--- start of Provided data ---

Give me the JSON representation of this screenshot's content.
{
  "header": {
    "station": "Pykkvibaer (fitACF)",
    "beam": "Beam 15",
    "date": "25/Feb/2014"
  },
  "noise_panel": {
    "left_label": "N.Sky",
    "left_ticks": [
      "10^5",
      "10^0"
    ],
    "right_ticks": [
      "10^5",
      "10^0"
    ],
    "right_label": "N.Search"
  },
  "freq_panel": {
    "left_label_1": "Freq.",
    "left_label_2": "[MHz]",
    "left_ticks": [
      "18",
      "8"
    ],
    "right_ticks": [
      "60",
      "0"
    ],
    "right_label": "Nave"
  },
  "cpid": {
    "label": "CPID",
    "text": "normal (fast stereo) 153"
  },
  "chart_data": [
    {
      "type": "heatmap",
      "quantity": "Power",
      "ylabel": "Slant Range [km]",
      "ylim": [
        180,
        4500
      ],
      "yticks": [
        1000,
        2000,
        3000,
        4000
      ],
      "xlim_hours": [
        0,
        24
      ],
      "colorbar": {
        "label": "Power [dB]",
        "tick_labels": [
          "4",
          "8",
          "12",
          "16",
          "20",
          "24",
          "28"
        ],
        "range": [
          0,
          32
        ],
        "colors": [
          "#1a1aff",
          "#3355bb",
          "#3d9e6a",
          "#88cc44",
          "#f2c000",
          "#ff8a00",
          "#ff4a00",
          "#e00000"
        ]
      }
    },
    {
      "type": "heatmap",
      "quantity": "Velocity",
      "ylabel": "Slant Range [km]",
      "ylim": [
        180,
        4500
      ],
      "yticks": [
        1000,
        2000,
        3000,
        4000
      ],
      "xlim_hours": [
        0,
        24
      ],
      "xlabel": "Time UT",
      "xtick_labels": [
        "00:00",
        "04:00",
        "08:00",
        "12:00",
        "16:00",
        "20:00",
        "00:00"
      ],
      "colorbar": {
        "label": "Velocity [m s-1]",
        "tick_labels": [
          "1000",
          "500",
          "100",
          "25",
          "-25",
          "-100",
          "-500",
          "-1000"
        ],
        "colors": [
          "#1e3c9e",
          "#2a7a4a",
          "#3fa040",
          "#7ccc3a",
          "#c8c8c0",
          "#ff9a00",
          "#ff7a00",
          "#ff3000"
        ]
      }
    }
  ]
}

--- end of Provided data ---

Exercise brief —
Repeat all entries. Match them exactly.

Correct response —
Give me the JSON representation of this screenshot's content.
{
  "header": {
    "station": "Pykkvibaer (fitACF)",
    "beam": "Beam 15",
    "date": "25/Feb/2014"
  },
  "noise_panel": {
    "left_label": "N.Sky",
    "left_ticks": [
      "10^5",
      "10^0"
    ],
    "right_ticks": [
      "10^5",
      "10^0"
    ],
    "right_label": "N.Search"
  },
  "freq_panel": {
    "left_label_1": "Freq.",
    "left_label_2": "[MHz]",
    "left_ticks": [
      "18",
      "8"
    ],
    "right_ticks": [
      "60",
      "0"
    ],
    "right_label": "Nave"
  },
  "cpid": {
    "label": "CPID",
    "text": "normal (fast stereo) 153"
  },
  "chart_data": [
    {
      "type": "heatmap",
      "quantity": "Power",
      "ylabel": "Slant Range [km]",
      "ylim": [
        180,
        4500
      ],
      "yticks": [
        1000,
        2000,
        3000,
        4000
      ],
      "xlim_hours": [
        0,
        24
      ],
      "colorbar": {
        "label": "Power [dB]",
        "tick_labels": [
          "4",
          "8",
          "12",
          "16",
          "20",
          "24",
          "28"
        ],
        "range": [
          0,
          32
        ],
        "colors": [
          "#1a1aff",
          "#3355bb",
          "#3d9e6a",
          "#88cc44",
          "#f2c000",
          "#ff8a00",
          "#ff4a00",
          "#e00000"
        ]
      }
    },
    {
      "type": "heatmap",
      "quantity": "Velocity",
      "ylabel": "Slant Range [km]",
      "ylim": [
        180,
        4500
      ],
      "yticks": [
        1000,
        2000,
        3000,
        4000
      ],
      "xlim_hours": [
        0,
        24
      ],
      "xlabel": "Time UT",
      "xtick_labels": [
        "00:00",
        "04:00",
        "08:00",
        "12:00",
        "16:00",
        "20:00",
        "00:00"
      ],
      "colorbar": {
        "label": "Velocity [m s-1]",
        "tick_labels": [
          "1000",
          "500",
          "100",
          "25",
          "-25",
          "-100",
          "-500",
          "-1000"
        ],
        "colors": [
          "#1e3c9e",
          "#2a7a4a",
          "#3fa040",
          "#7ccc3a",
          "#c8c8c0",
          "#ff9a00",
          "#ff7a00",
          "#ff3000"
        ]
      }
    }
  ]
}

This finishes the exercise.